Locate every line in the records below that holds the word "sketch" and return each one.

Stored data
## start

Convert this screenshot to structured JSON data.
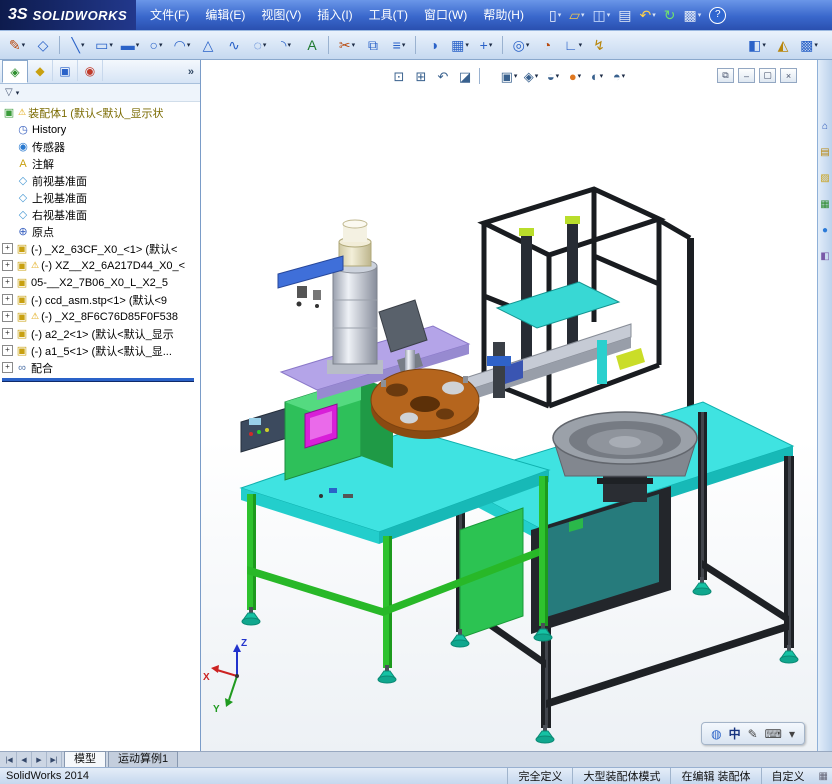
{
  "ui": {
    "caret": "▾",
    "warn_glyph": "⚠",
    "plus_glyph": "+",
    "chevrons": "»"
  },
  "titlebar": {
    "logo_mark": "3S",
    "logo_text": "SOLIDWORKS",
    "menus": [
      {
        "name": "menu-file",
        "label": "文件(F)"
      },
      {
        "name": "menu-edit",
        "label": "编辑(E)"
      },
      {
        "name": "menu-view",
        "label": "视图(V)"
      },
      {
        "name": "menu-insert",
        "label": "插入(I)"
      },
      {
        "name": "menu-tools",
        "label": "工具(T)"
      },
      {
        "name": "menu-window",
        "label": "窗口(W)"
      },
      {
        "name": "menu-help",
        "label": "帮助(H)"
      }
    ],
    "tools": [
      {
        "name": "new-button",
        "glyph": "▯",
        "color": "#f4f8ff",
        "caret": true
      },
      {
        "name": "open-button",
        "glyph": "▱",
        "color": "#f2c84b",
        "caret": true
      },
      {
        "name": "save-button",
        "glyph": "◫",
        "color": "#cfe0ff",
        "caret": true
      },
      {
        "name": "print-button",
        "glyph": "▤",
        "color": "#e4ecf8"
      },
      {
        "name": "undo-button",
        "glyph": "↶",
        "color": "#ffd24a",
        "caret": true
      },
      {
        "name": "rebuild-button",
        "glyph": "↻",
        "color": "#6fe06f"
      },
      {
        "name": "options-button",
        "glyph": "▩",
        "color": "#dde6f4",
        "caret": true
      },
      {
        "name": "help-button",
        "glyph": "?",
        "color": "#ffffff"
      }
    ]
  },
  "toolbar2": {
    "buttons": [
      {
        "name": "sketch-button",
        "glyph": "✎",
        "color": "#b84a10",
        "caret": true
      },
      {
        "name": "smart-dimension-button",
        "glyph": "◇",
        "color": "#2a62c8"
      },
      {
        "name": "separator"
      },
      {
        "name": "line-tool-button",
        "glyph": "╲",
        "color": "#2a62c8",
        "caret": true
      },
      {
        "name": "rectangle-tool-button",
        "glyph": "▭",
        "color": "#2a62c8",
        "caret": true
      },
      {
        "name": "slot-tool-button",
        "glyph": "▬",
        "color": "#2a62c8",
        "caret": true
      },
      {
        "name": "circle-tool-button",
        "glyph": "○",
        "color": "#2a62c8",
        "caret": true
      },
      {
        "name": "arc-tool-button",
        "glyph": "◠",
        "color": "#2a62c8",
        "caret": true
      },
      {
        "name": "polygon-tool-button",
        "glyph": "△",
        "color": "#2a62c8"
      },
      {
        "name": "spline-tool-button",
        "glyph": "∿",
        "color": "#2a62c8"
      },
      {
        "name": "ellipse-tool-button",
        "glyph": "◌",
        "color": "#2a62c8",
        "caret": true
      },
      {
        "name": "fillet-tool-button",
        "glyph": "◝",
        "color": "#2a62c8",
        "caret": true
      },
      {
        "name": "text-tool-button",
        "glyph": "A",
        "color": "#1f7a2f"
      },
      {
        "name": "separator"
      },
      {
        "name": "trim-entities-button",
        "glyph": "✂",
        "color": "#b84a10",
        "caret": true
      },
      {
        "name": "convert-entities-button",
        "glyph": "⧉",
        "color": "#2a62c8"
      },
      {
        "name": "offset-entities-button",
        "glyph": "≡",
        "color": "#2a62c8",
        "caret": true
      },
      {
        "name": "separator"
      },
      {
        "name": "mirror-entities-button",
        "glyph": "◑",
        "color": "#2a62c8"
      },
      {
        "name": "linear-pattern-button",
        "glyph": "▦",
        "color": "#2a62c8",
        "caret": true
      },
      {
        "name": "move-entities-button",
        "glyph": "+",
        "color": "#2a62c8",
        "caret": true
      },
      {
        "name": "separator"
      },
      {
        "name": "display-relations-button",
        "glyph": "◎",
        "color": "#2a62c8",
        "caret": true
      },
      {
        "name": "repair-sketch-button",
        "glyph": "◔",
        "color": "#b84a10"
      },
      {
        "name": "quick-snaps-button",
        "glyph": "∟",
        "color": "#2a62c8",
        "caret": true
      },
      {
        "name": "rapid-sketch-button",
        "glyph": "↯",
        "color": "#b8860b"
      }
    ],
    "right_buttons": [
      {
        "name": "selection-filter-button",
        "glyph": "◧",
        "color": "#2a62c8",
        "caret": true
      },
      {
        "name": "instant3d-button",
        "glyph": "◭",
        "color": "#b8860b"
      },
      {
        "name": "view-settings-dropdown-button",
        "glyph": "▩",
        "color": "#2a62c8",
        "caret": true
      }
    ]
  },
  "panel": {
    "tabs": [
      {
        "name": "featuremanager-tab",
        "glyph": "◈",
        "color": "#2f8f2f"
      },
      {
        "name": "propertymanager-tab",
        "glyph": "◆",
        "color": "#c8a010"
      },
      {
        "name": "configurationmanager-tab",
        "glyph": "▣",
        "color": "#2a62c8"
      },
      {
        "name": "displaymanager-tab",
        "glyph": "◉",
        "color": "#c03a2a"
      }
    ],
    "filter_glyph": "▽",
    "tree_items": [
      {
        "name": "tree-root-assembly",
        "pad": "2px",
        "icon": "▣",
        "iconName": "assembly-icon",
        "iconColor": "#3a9b3a",
        "warn": true,
        "label": "装配体1 (默认<默认_显示状",
        "labelColor": "#7a6a00"
      },
      {
        "name": "tree-item-history",
        "pad": "16px",
        "icon": "◷",
        "iconName": "history-icon",
        "iconColor": "#3a62c0",
        "label": "History"
      },
      {
        "name": "tree-item-sensors",
        "pad": "16px",
        "icon": "◉",
        "iconName": "sensors-icon",
        "iconColor": "#2a7ad0",
        "label": "传感器"
      },
      {
        "name": "tree-item-annotations",
        "pad": "16px",
        "icon": "A",
        "iconName": "annotations-icon",
        "iconColor": "#c8a010",
        "label": "注解"
      },
      {
        "name": "tree-item-front-plane",
        "pad": "16px",
        "icon": "◇",
        "iconName": "plane-icon",
        "iconColor": "#4a9ad4",
        "label": "前视基准面"
      },
      {
        "name": "tree-item-top-plane",
        "pad": "16px",
        "icon": "◇",
        "iconName": "plane-icon",
        "iconColor": "#4a9ad4",
        "label": "上视基准面"
      },
      {
        "name": "tree-item-right-plane",
        "pad": "16px",
        "icon": "◇",
        "iconName": "plane-icon",
        "iconColor": "#4a9ad4",
        "label": "右视基准面"
      },
      {
        "name": "tree-item-origin",
        "pad": "16px",
        "icon": "⊕",
        "iconName": "origin-icon",
        "iconColor": "#3a62c0",
        "label": "原点"
      },
      {
        "name": "tree-item-component-1",
        "pad": "2px",
        "plus": true,
        "icon": "▣",
        "iconName": "component-icon",
        "iconColor": "#c8a010",
        "label": "(-) _X2_63CF_X0_<1> (默认<"
      },
      {
        "name": "tree-item-component-2",
        "pad": "2px",
        "plus": true,
        "icon": "▣",
        "iconName": "component-icon",
        "iconColor": "#c8a010",
        "warn": true,
        "label": "(-) XZ__X2_6A217D44_X0_<"
      },
      {
        "name": "tree-item-component-3",
        "pad": "2px",
        "plus": true,
        "icon": "▣",
        "iconName": "component-icon",
        "iconColor": "#c8a010",
        "label": "05-__X2_7B06_X0_L_X2_5"
      },
      {
        "name": "tree-item-component-4",
        "pad": "2px",
        "plus": true,
        "icon": "▣",
        "iconName": "component-icon",
        "iconColor": "#c8a010",
        "label": "(-) ccd_asm.stp<1> (默认<9"
      },
      {
        "name": "tree-item-component-5",
        "pad": "2px",
        "plus": true,
        "icon": "▣",
        "iconName": "component-icon",
        "iconColor": "#c8a010",
        "warn": true,
        "label": "(-) _X2_8F6C76D85F0F538"
      },
      {
        "name": "tree-item-component-6",
        "pad": "2px",
        "plus": true,
        "icon": "▣",
        "iconName": "component-icon",
        "iconColor": "#c8a010",
        "label": "(-) a2_2<1> (默认<默认_显示"
      },
      {
        "name": "tree-item-component-7",
        "pad": "2px",
        "plus": true,
        "icon": "▣",
        "iconName": "component-icon",
        "iconColor": "#c8a010",
        "label": "(-) a1_5<1> (默认<默认_显..."
      },
      {
        "name": "tree-item-mates",
        "pad": "2px",
        "plus": true,
        "icon": "∞",
        "iconName": "mates-icon",
        "iconColor": "#5577aa",
        "label": "配合"
      }
    ]
  },
  "viewport": {
    "hud": [
      {
        "name": "zoom-fit-button",
        "glyph": "⊡"
      },
      {
        "name": "zoom-area-button",
        "glyph": "⊞"
      },
      {
        "name": "previous-view-button",
        "glyph": "↶"
      },
      {
        "name": "section-view-button",
        "glyph": "◪"
      },
      {
        "name": "separator"
      },
      {
        "name": "view-orientation-button",
        "glyph": "▣",
        "caret": true
      },
      {
        "name": "display-style-button",
        "glyph": "◈",
        "caret": true
      },
      {
        "name": "hide-show-items-button",
        "glyph": "◒",
        "caret": true
      },
      {
        "name": "edit-appearance-button",
        "glyph": "●",
        "color": "#e07820",
        "caret": true
      },
      {
        "name": "apply-scene-button",
        "glyph": "◐",
        "caret": true
      },
      {
        "name": "visualization-button",
        "glyph": "◓",
        "caret": true
      }
    ],
    "doc_controls": [
      {
        "name": "restore-window-button",
        "glyph": "⧉"
      },
      {
        "name": "minimize-window-button",
        "glyph": "–"
      },
      {
        "name": "maximize-window-button",
        "glyph": "▢"
      },
      {
        "name": "close-window-button",
        "glyph": "×"
      }
    ],
    "triad": {
      "x_label": "X",
      "y_label": "Y",
      "z_label": "Z"
    },
    "langbar": [
      {
        "name": "ime-icon",
        "glyph": "◍",
        "color": "#2a62c8"
      },
      {
        "name": "ime-language-indicator",
        "glyph": "中",
        "color": "#16337f"
      },
      {
        "name": "ime-pen-icon",
        "glyph": "✎",
        "color": "#444444"
      },
      {
        "name": "ime-keyboard-icon",
        "glyph": "⌨",
        "color": "#444444"
      },
      {
        "name": "ime-options-caret",
        "glyph": "▾",
        "color": "#444444"
      }
    ]
  },
  "taskpane": {
    "icons": [
      {
        "name": "resources-tab-icon",
        "glyph": "⌂",
        "color": "#2a55b8"
      },
      {
        "name": "design-library-tab-icon",
        "glyph": "▤",
        "color": "#b8860b"
      },
      {
        "name": "file-explorer-tab-icon",
        "glyph": "▨",
        "color": "#caa21a"
      },
      {
        "name": "view-palette-tab-icon",
        "glyph": "▦",
        "color": "#2a8a2a"
      },
      {
        "name": "appearances-tab-icon",
        "glyph": "●",
        "color": "#2a7ad8"
      },
      {
        "name": "custom-properties-tab-icon",
        "glyph": "◧",
        "color": "#7a5aa8"
      }
    ]
  },
  "tabsrow": {
    "nav": [
      {
        "name": "scroll-first-button",
        "glyph": "|◀"
      },
      {
        "name": "scroll-prev-button",
        "glyph": "◀"
      },
      {
        "name": "scroll-next-button",
        "glyph": "▶"
      },
      {
        "name": "scroll-last-button",
        "glyph": "▶|"
      }
    ],
    "tabs": [
      {
        "name": "model-tab",
        "label": "模型",
        "bg": "#f6f8fb"
      },
      {
        "name": "motion-study-tab",
        "label": "运动算例1",
        "bg": "#c4cedd"
      }
    ]
  },
  "statusbar": {
    "left": "SolidWorks 2014",
    "grip_glyph": "▦",
    "segments": [
      {
        "name": "status-fully-defined",
        "label": "完全定义"
      },
      {
        "name": "status-large-assembly-mode",
        "label": "大型装配体模式"
      },
      {
        "name": "status-editing-assembly",
        "label": "在编辑 装配体"
      },
      {
        "name": "status-custom",
        "label": "自定义"
      }
    ]
  }
}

## end

Result
        "name": "sketch-button",
        "name": "repair-sketch-button",
        "name": "rapid-sketch-button",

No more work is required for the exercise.